__Задание a__. Процитируйте дословно фрагмент текста о Макаре Мазае начиная со слов «Душным августовским днем» вплоть до слов «ища свободное местечко.» включительно.
===== Исходный документ
Марфе Макар понравился с первой встречи: веселый, быстрый на меткое словцо, настойчивый в труде. Два года встречались молодые люди и, хоть гнездо вить было негде, решили расписаться. Первое время жили у одного из Марфиных братьев — у Демьяна Логвиненко; жили в тесноте, да не в обиде.
Мазай был переполнен планами, вел бесконечные технические споры, из которых, однако, частенько выходил побежденным: знаний пока все еще не хватало.
Душным августовским днем он вконец разругался с Боровлевым, Махортовым и Моисеенко, безуспешно пытаясь доказать правильность очередного своего проекта. Но, ворочаясь на койке бессонной ночью, Макар понял, что неправ. Мазай умел быть самокритичным и на следующий же день отправился к «старикам» каяться.
«Что-то они обо мне думают? Небось, выскочкой считают», — мучила его мысль, когда он шел в цеховую контору. Боровлева и Махортова там не оказалось: ушли в клуб на открытое партийное собрание.
Пошел туда и Макар. Потихоньку приоткрыв дверь в зал, он огляделся, ища свободное местечко.
— Эй, казак, двигай сюда! — позвал его второй подручный. Макар уселся и прислушался.
— Вторая пятилетка требует от нас новой спец стали. — Голос докладчика Петра Третьякова звучал требовательно. — А у нас не хватает сталеваров. Нужно ли их готовить по старинке? Почему мы не доверяем своей молодежи? Разве у нас нет комсомольцев?
Покраснел, насупился от волнения Мазай, когда услышал, как произнес, поднявшись с места, Махортов:
— Вот наш Макар мог бы стать настоящим сталеваром! Он парень сознательный, комсомольский групорг смены. Конечно, пока он еще не сталевар, но ведь не боги горшки обжигают…
— Больно дерзкий он! — выкрикнул кто-то.
— Дерзкий, но и дерзновенный! — вступился Алексей Моисеев. Он сообщил, что комитет комсомола предлагает создать первую комсомольскую мартеновскую бригаду, а сталеваром поставить Макара Мазая.
==========
===== Входные данные
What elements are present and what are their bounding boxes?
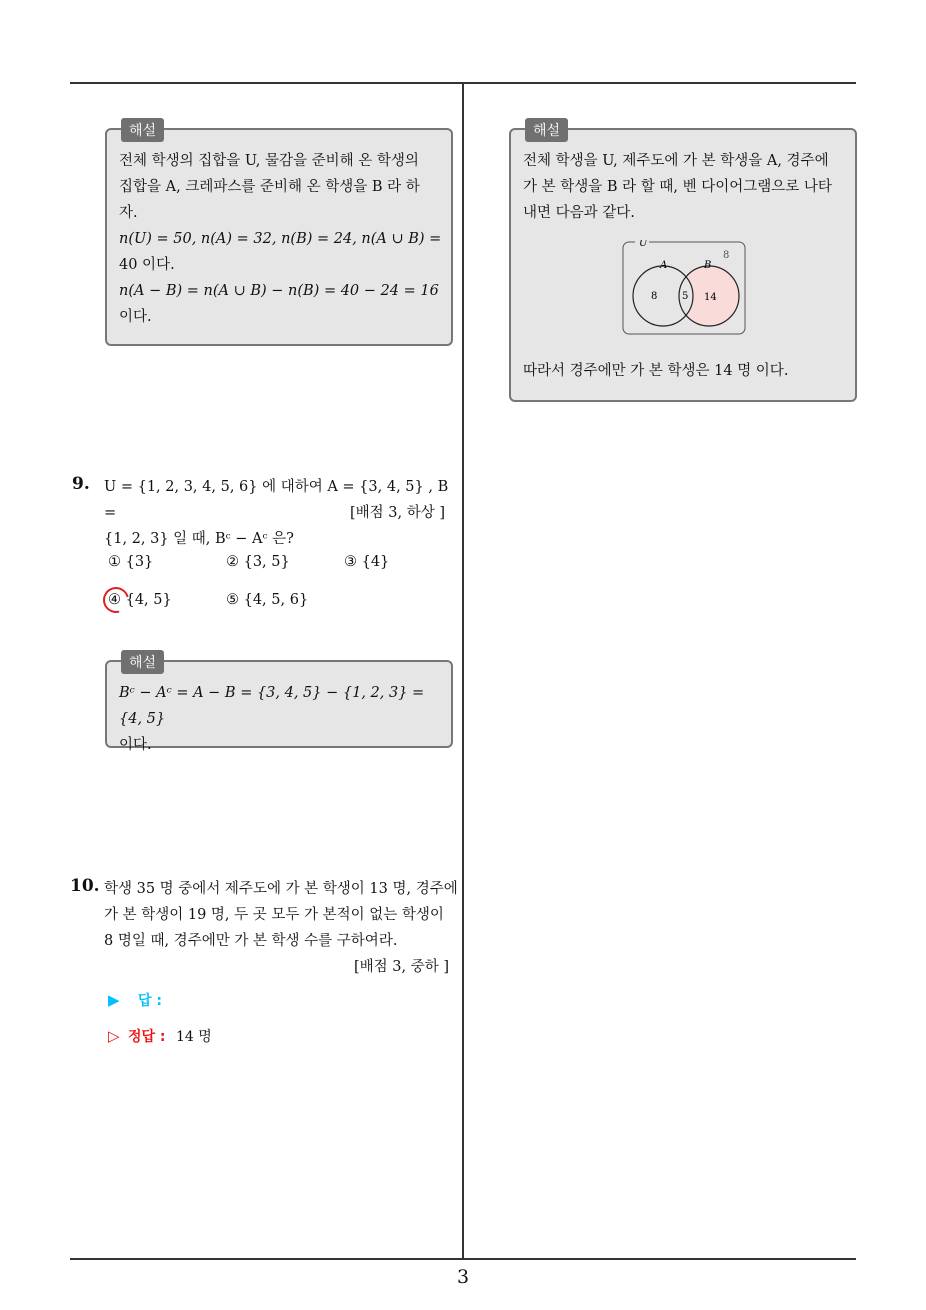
correct-value: 14 명 — [175, 1029, 212, 1045]
solution-line: n(U) = 50, n(A) = 32, n(B) = 24, n(A ∪ B) = — [119, 231, 442, 247]
correct-answer-row — [108, 1026, 212, 1046]
solution-tag: 해설 — [121, 118, 164, 142]
question-line: 가 본 학생이 19 명, 두 곳 모두 가 본적이 없는 학생이 — [104, 907, 444, 923]
solution-box-3 — [509, 123, 857, 402]
solution-tag: 해설 — [525, 118, 568, 142]
outline-play-icon: ▷ — [108, 1027, 120, 1045]
column-divider — [462, 84, 464, 1258]
score-label: [배점 3, 하상 ] — [350, 505, 446, 521]
venn-diagram — [621, 240, 751, 338]
solution-box-2 — [105, 655, 453, 753]
solution-line: Bᶜ − Aᶜ = A − B = {3, 4, 5} − {1, 2, 3} = {4, 5} — [119, 685, 425, 727]
score-label: [배점 3, 중하 ] — [354, 959, 450, 975]
selected-answer-mark — [98, 582, 134, 618]
question-line: 학생 35 명 중에서 제주도에 가 본 학생이 13 명, 경주에 — [104, 881, 458, 897]
universal-label: U — [639, 240, 648, 249]
question-text — [104, 876, 460, 954]
solution-line: 가 본 학생을 B 라 할 때, 벤 다이어그램으로 나타 — [523, 179, 832, 195]
question-line: {1, 2, 3} 일 때, Bᶜ − Aᶜ 은? — [104, 531, 294, 547]
only-a-count: 8 — [651, 291, 658, 302]
answer-label: 답 : — [138, 993, 162, 1009]
solution-line: 이다. — [119, 737, 152, 753]
solution-line: 이다. — [119, 309, 152, 325]
intersection-count: 5 — [682, 291, 689, 302]
solution-line: 전체 학생을 U, 제주도에 가 본 학생을 A, 경주에 — [523, 153, 829, 169]
solution-text — [523, 148, 849, 226]
solution-line: n(A − B) = n(A ∪ B) − n(B) = 40 − 24 = 16 — [119, 283, 439, 299]
solution-line: 자. — [119, 205, 138, 221]
set-b-label: B — [704, 260, 712, 271]
solution-line: 집합을 A, 크레파스를 준비해 온 학생을 B 라 하 — [119, 179, 420, 195]
choice-3[interactable]: ③ {4} — [344, 554, 390, 570]
bottom-rule — [70, 1258, 856, 1260]
page-number: 3 — [456, 1266, 470, 1288]
question-number: 9. — [72, 474, 90, 494]
only-b-count: 14 — [704, 292, 717, 303]
choice-5[interactable]: ⑤ {4, 5, 6} — [226, 592, 309, 608]
solution-tag: 해설 — [121, 650, 164, 674]
solution-line: 40 이다. — [119, 257, 175, 273]
choice-2[interactable]: ② {3, 5} — [226, 554, 290, 570]
solution-line: 내면 다음과 같다. — [523, 205, 635, 221]
set-a-label: A — [660, 260, 668, 271]
solution-line: 전체 학생의 집합을 U, 물감을 준비해 온 학생의 — [119, 153, 419, 169]
choice-1[interactable]: ① {3} — [108, 554, 154, 570]
correct-label: 정답 : — [128, 1029, 166, 1045]
outside-count: 8 — [723, 250, 730, 261]
play-icon: ▶ — [108, 991, 120, 1009]
solution-conclusion: 따라서 경주에만 가 본 학생은 14 명 이다. — [523, 363, 789, 379]
choice-4[interactable]: ④ {4, 5} — [108, 592, 172, 608]
solution-box-1 — [105, 123, 453, 346]
question-line: U = {1, 2, 3, 4, 5, 6} 에 대하여 A = {3, 4, 5} , B = — [104, 479, 449, 521]
question-number: 10. — [70, 876, 100, 896]
question-line: 8 명일 때, 경주에만 가 본 학생 수를 구하여라. — [104, 933, 398, 949]
solution-text — [119, 148, 445, 330]
answer-row — [108, 990, 162, 1010]
solution-text — [119, 680, 445, 758]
==========
__Задание b__. Перепишите строки записей начиная со строки, содержащей «correct-value: 14 명 — [175, 1029, 212, 1045]», вплоть до строки, содержащей «554, 390, 570]», включительно, заменив «score-label» на «points-label» и оставив всё прочее без изменений. Приведите только эти строки.

__Итоговый результат a__.
Душным августовским днем он вконец разругался с Боровлевым, Махортовым и Моисеенко, безуспешно пытаясь доказать правильность очередного своего проекта. Но, ворочаясь на койке бессонной ночью, Макар понял, что неправ. Мазай умел быть самокритичным и на следующий же день отправился к «старикам» каяться.
«Что-то они обо мне думают? Небось, выскочкой считают», — мучила его мысль, когда он шел в цеховую контору. Боровлева и Махортова там не оказалось: ушли в клуб на открытое партийное собрание.
Пошел туда и Макар. Потихоньку приоткрыв дверь в зал, он огляделся, ища свободное местечко.

__Итоговый результат b__.
correct-value: 14 명 — [175, 1029, 212, 1045]
solution-line: n(U) = 50, n(A) = 32, n(B) = 24, n(A ∪ B) = — [119, 231, 442, 247]
correct-answer-row — [108, 1026, 212, 1046]
solution-tag: 해설 — [121, 118, 164, 142]
question-line: 가 본 학생이 19 명, 두 곳 모두 가 본적이 없는 학생이 — [104, 907, 444, 923]
solution-box-3 — [509, 123, 857, 402]
solution-tag: 해설 — [525, 118, 568, 142]
outline-play-icon: ▷ — [108, 1027, 120, 1045]
column-divider — [462, 84, 464, 1258]
points-label: [배점 3, 하상 ] — [350, 505, 446, 521]
venn-diagram — [621, 240, 751, 338]
solution-box-2 — [105, 655, 453, 753]
solution-line: Bᶜ − Aᶜ = A − B = {3, 4, 5} − {1, 2, 3} = {4, 5} — [119, 685, 425, 727]
points-label: [배점 3, 중하 ] — [354, 959, 450, 975]
selected-answer-mark — [98, 582, 134, 618]
question-line: 학생 35 명 중에서 제주도에 가 본 학생이 13 명, 경주에 — [104, 881, 458, 897]
universal-label: U — [639, 240, 648, 249]
question-text — [104, 876, 460, 954]
solution-line: 가 본 학생을 B 라 할 때, 벤 다이어그램으로 나타 — [523, 179, 832, 195]
question-line: {1, 2, 3} 일 때, Bᶜ − Aᶜ 은? — [104, 531, 294, 547]
only-a-count: 8 — [651, 291, 658, 302]
answer-label: 답 : — [138, 993, 162, 1009]
solution-line: 이다. — [119, 737, 152, 753]
solution-line: 이다. — [119, 309, 152, 325]
intersection-count: 5 — [682, 291, 689, 302]
solution-line: 전체 학생을 U, 제주도에 가 본 학생을 A, 경주에 — [523, 153, 829, 169]
solution-text — [523, 148, 849, 226]
solution-line: n(A − B) = n(A ∪ B) − n(B) = 40 − 24 = 16 — [119, 283, 439, 299]
solution-line: 자. — [119, 205, 138, 221]
set-b-label: B — [704, 260, 712, 271]
solution-line: 집합을 A, 크레파스를 준비해 온 학생을 B 라 하 — [119, 179, 420, 195]
choice-3[interactable]: ③ {4} — [344, 554, 390, 570]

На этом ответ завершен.